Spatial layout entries
++++++++
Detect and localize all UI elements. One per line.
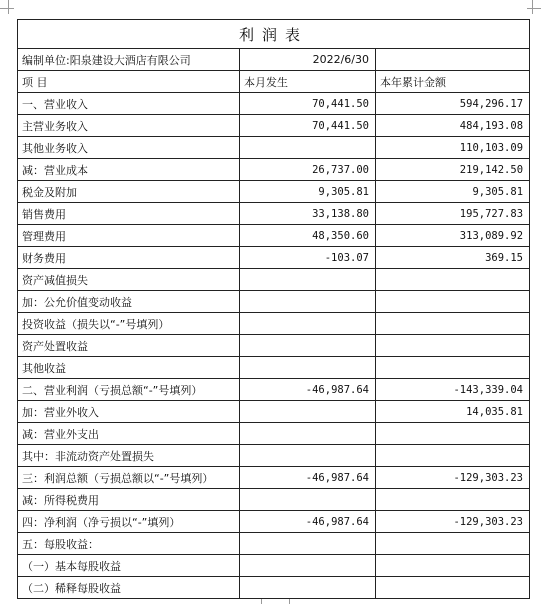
income-statement-table (17, 19, 530, 599)
row-item-label: 主营业务收入 (18, 115, 240, 137)
row-ytd-value (376, 489, 530, 511)
row-month-value: -46,987.64 (240, 379, 376, 401)
table-row (18, 115, 530, 137)
table-row (18, 511, 530, 533)
row-month-value: -103.07 (240, 247, 376, 269)
row-month-value: -46,987.64 (240, 511, 376, 533)
row-item-label: 资产减值损失 (18, 269, 240, 291)
row-month-value (240, 335, 376, 357)
row-ytd-value (376, 335, 530, 357)
row-item-label: 其中：非流动资产处置损失 (18, 445, 240, 467)
row-ytd-value (376, 445, 530, 467)
row-item-label: 二、营业利润（亏损总额“-”号填列） (18, 379, 240, 401)
table-row (18, 555, 530, 577)
row-month-value (240, 291, 376, 313)
row-month-value (240, 401, 376, 423)
table-row (18, 313, 530, 335)
row-item-label: 税金及附加 (18, 181, 240, 203)
row-ytd-value: -129,303.23 (376, 511, 530, 533)
row-month-value: 33,138.80 (240, 203, 376, 225)
row-month-value (240, 555, 376, 577)
row-month-value: 48,350.60 (240, 225, 376, 247)
corner-mark (532, 0, 533, 14)
header-row (18, 71, 530, 93)
table-row (18, 401, 530, 423)
company-name: 编制单位:阳泉建设大酒店有限公司 (18, 49, 240, 71)
table-row (18, 181, 530, 203)
header-item: 项 目 (18, 71, 240, 93)
statement-title: 利润表 (18, 20, 530, 49)
row-month-value (240, 533, 376, 555)
row-item-label: 资产处置收益 (18, 335, 240, 357)
row-item-label: （二）稀释每股收益 (18, 577, 240, 599)
row-ytd-value: 195,727.83 (376, 203, 530, 225)
row-month-value: 70,441.50 (240, 93, 376, 115)
row-month-value: 26,737.00 (240, 159, 376, 181)
row-ytd-value (376, 577, 530, 599)
table-row (18, 203, 530, 225)
table-row (18, 291, 530, 313)
row-ytd-value: -129,303.23 (376, 467, 530, 489)
row-item-label: 五：每股收益： (18, 533, 240, 555)
row-item-label: 其他业务收入 (18, 137, 240, 159)
table-row (18, 467, 530, 489)
row-month-value: -46,987.64 (240, 467, 376, 489)
row-ytd-value: 594,296.17 (376, 93, 530, 115)
row-month-value (240, 313, 376, 335)
table-row (18, 379, 530, 401)
row-ytd-value: 313,089.92 (376, 225, 530, 247)
table-row (18, 137, 530, 159)
title-row (18, 20, 530, 49)
corner-mark (8, 0, 9, 14)
header-month: 本月发生 (240, 71, 376, 93)
row-month-value: 9,305.81 (240, 181, 376, 203)
table-row (18, 533, 530, 555)
header-ytd: 本年累计金额 (376, 71, 530, 93)
row-item-label: 加：营业外收入 (18, 401, 240, 423)
row-item-label: 管理费用 (18, 225, 240, 247)
corner-mark (527, 8, 541, 9)
row-month-value (240, 445, 376, 467)
row-month-value (240, 489, 376, 511)
row-month-value: 70,441.50 (240, 115, 376, 137)
row-item-label: 四：净利润（净亏损以“-”填列） (18, 511, 240, 533)
row-item-label: 减：营业外支出 (18, 423, 240, 445)
row-item-label: 财务费用 (18, 247, 240, 269)
company-row (18, 49, 530, 71)
row-item-label: 投资收益（损失以“-”号填列） (18, 313, 240, 335)
row-item-label: 减：营业成本 (18, 159, 240, 181)
table-row (18, 445, 530, 467)
empty-cell (376, 49, 530, 71)
row-month-value (240, 269, 376, 291)
row-ytd-value (376, 423, 530, 445)
row-ytd-value (376, 313, 530, 335)
row-ytd-value (376, 269, 530, 291)
row-ytd-value: 219,142.50 (376, 159, 530, 181)
report-date: 2022/6/30 (240, 49, 376, 71)
row-item-label: 加：公允价值变动收益 (18, 291, 240, 313)
row-item-label: （一）基本每股收益 (18, 555, 240, 577)
table-row (18, 577, 530, 599)
table-row (18, 159, 530, 181)
row-ytd-value (376, 555, 530, 577)
table-row (18, 423, 530, 445)
row-ytd-value: 110,103.09 (376, 137, 530, 159)
row-ytd-value (376, 533, 530, 555)
table-row (18, 357, 530, 379)
row-ytd-value (376, 291, 530, 313)
row-month-value (240, 423, 376, 445)
row-month-value (240, 577, 376, 599)
table-row (18, 269, 530, 291)
table-row (18, 93, 530, 115)
table-row (18, 247, 530, 269)
row-ytd-value: 369.15 (376, 247, 530, 269)
corner-mark (0, 8, 14, 9)
row-item-label: 三：利润总额（亏损总额以“-”号填列） (18, 467, 240, 489)
row-ytd-value: -143,339.04 (376, 379, 530, 401)
row-item-label: 销售费用 (18, 203, 240, 225)
table-row (18, 335, 530, 357)
row-month-value (240, 357, 376, 379)
table-row (18, 225, 530, 247)
row-ytd-value: 14,035.81 (376, 401, 530, 423)
row-item-label: 一、营业收入 (18, 93, 240, 115)
row-item-label: 其他收益 (18, 357, 240, 379)
row-ytd-value (376, 357, 530, 379)
row-month-value (240, 137, 376, 159)
row-ytd-value: 9,305.81 (376, 181, 530, 203)
row-item-label: 减：所得税费用 (18, 489, 240, 511)
table-row (18, 489, 530, 511)
row-ytd-value: 484,193.08 (376, 115, 530, 137)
++++++++
_GIVEN PROBLEM_
Please render the lines above as a numbered list, skipping any blank ones and leaving the pictures out.

_RIGHT ANSWER_
1. Detect and localize all UI elements. One per line.
2. income-statement-table (17, 19, 530, 599)
3. row-item-label: 主营业务收入 (18, 115, 240, 137)
4. row-ytd-value (376, 489, 530, 511)
5. row-month-value: -46,987.64 (240, 379, 376, 401)
6. table-row (18, 115, 530, 137)
7. table-row (18, 511, 530, 533)
8. row-month-value: -103.07 (240, 247, 376, 269)
9. row-month-value: -46,987.64 (240, 511, 376, 533)
10. row-item-label: 资产减值损失 (18, 269, 240, 291)
11. row-month-value (240, 335, 376, 357)
12. row-ytd-value (376, 335, 530, 357)
13. row-item-label: 其中：非流动资产处置损失 (18, 445, 240, 467)
14. row-ytd-value (376, 445, 530, 467)
15. row-item-label: 二、营业利润（亏损总额“-”号填列） (18, 379, 240, 401)
16. table-row (18, 555, 530, 577)
17. row-month-value (240, 291, 376, 313)
18. row-month-value (240, 401, 376, 423)
19. table-row (18, 313, 530, 335)
20. row-item-label: 税金及附加 (18, 181, 240, 203)
21. row-ytd-value: -129,303.23 (376, 511, 530, 533)
22. row-month-value: 33,138.80 (240, 203, 376, 225)
23. row-month-value (240, 555, 376, 577)
24. row-month-value: 48,350.60 (240, 225, 376, 247)
25. corner-mark (532, 0, 533, 14)
26. header-row (18, 71, 530, 93)
27. table-row (18, 401, 530, 423)
28. company-name: 编制单位:阳泉建设大酒店有限公司 (18, 49, 240, 71)
29. table-row (18, 181, 530, 203)
30. header-item: 项 目 (18, 71, 240, 93)
31. statement-title: 利润表 (18, 20, 530, 49)
32. row-month-value (240, 533, 376, 555)
33. row-item-label: 资产处置收益 (18, 335, 240, 357)
34. row-item-label: （二）稀释每股收益 (18, 577, 240, 599)
35. row-ytd-value: 195,727.83 (376, 203, 530, 225)
36. row-month-value: 70,441.50 (240, 93, 376, 115)
37. row-month-value: 26,737.00 (240, 159, 376, 181)
38. row-ytd-value (376, 577, 530, 599)
39. table-row (18, 203, 530, 225)
40. table-row (18, 291, 530, 313)
41. row-ytd-value: -129,303.23 (376, 467, 530, 489)
42. row-item-label: 五：每股收益： (18, 533, 240, 555)
43. row-item-label: 其他业务收入 (18, 137, 240, 159)
44. table-row (18, 467, 530, 489)
45. row-month-value: -46,987.64 (240, 467, 376, 489)
46. row-ytd-value: 594,296.17 (376, 93, 530, 115)
47. row-month-value (240, 313, 376, 335)
48. table-row (18, 379, 530, 401)
49. row-ytd-value: 313,089.92 (376, 225, 530, 247)
50. table-row (18, 137, 530, 159)
51. title-row (18, 20, 530, 49)
52. corner-mark (8, 0, 9, 14)
53. header-month: 本月发生 (240, 71, 376, 93)
54. row-month-value: 9,305.81 (240, 181, 376, 203)
55. table-row (18, 533, 530, 555)
56. header-ytd: 本年累计金额 (376, 71, 530, 93)
57. row-item-label: 加：营业外收入 (18, 401, 240, 423)
58. row-item-label: 管理费用 (18, 225, 240, 247)
59. corner-mark (527, 8, 541, 9)
60. row-month-value (240, 445, 376, 467)
61. row-month-value (240, 489, 376, 511)
62. row-month-value: 70,441.50 (240, 115, 376, 137)
63. row-item-label: 四：净利润（净亏损以“-”填列） (18, 511, 240, 533)
64. row-item-label: 减：营业外支出 (18, 423, 240, 445)
65. row-item-label: 财务费用 (18, 247, 240, 269)
66. company-row (18, 49, 530, 71)
67. row-item-label: 投资收益（损失以“-”号填列） (18, 313, 240, 335)
68. row-item-label: 减：营业成本 (18, 159, 240, 181)
69. table-row (18, 445, 530, 467)
70. empty-cell (376, 49, 530, 71)
71. row-month-value (240, 269, 376, 291)
72. row-ytd-value (376, 423, 530, 445)
73. row-ytd-value (376, 313, 530, 335)
74. row-ytd-value (376, 269, 530, 291)
75. row-ytd-value: 219,142.50 (376, 159, 530, 181)
76. report-date: 2022/6/30 (240, 49, 376, 71)
77. row-item-label: 加：公允价值变动收益 (18, 291, 240, 313)
78. row-item-label: （一）基本每股收益 (18, 555, 240, 577)
79. table-row (18, 577, 530, 599)
80. table-row (18, 159, 530, 181)
81. row-ytd-value (376, 555, 530, 577)
82. table-row (18, 423, 530, 445)
83. row-ytd-value: 110,103.09 (376, 137, 530, 159)
84. row-ytd-value (376, 533, 530, 555)
85. table-row (18, 357, 530, 379)
86. row-ytd-value (376, 291, 530, 313)
87. row-month-value (240, 423, 376, 445)
88. row-month-value (240, 577, 376, 599)
89. table-row (18, 269, 530, 291)
90. table-row (18, 93, 530, 115)
91. table-row (18, 247, 530, 269)
92. row-ytd-value: 369.15 (376, 247, 530, 269)
93. corner-mark (0, 8, 14, 9)
94. row-item-label: 三：利润总额（亏损总额以“-”号填列） (18, 467, 240, 489)
95. row-ytd-value: -143,339.04 (376, 379, 530, 401)
96. row-item-label: 销售费用 (18, 203, 240, 225)
97. table-row (18, 335, 530, 357)
98. row-month-value (240, 357, 376, 379)
99. table-row (18, 225, 530, 247)
100. row-ytd-value: 14,035.81 (376, 401, 530, 423)
101. row-item-label: 一、营业收入 (18, 93, 240, 115)
102. row-item-label: 其他收益 (18, 357, 240, 379)
103. row-ytd-value (376, 357, 530, 379)
104. row-month-value (240, 137, 376, 159)
105. row-ytd-value: 9,305.81 (376, 181, 530, 203)
106. row-item-label: 减：所得税费用 (18, 489, 240, 511)
107. table-row (18, 489, 530, 511)
108. row-ytd-value: 484,193.08 (376, 115, 530, 137)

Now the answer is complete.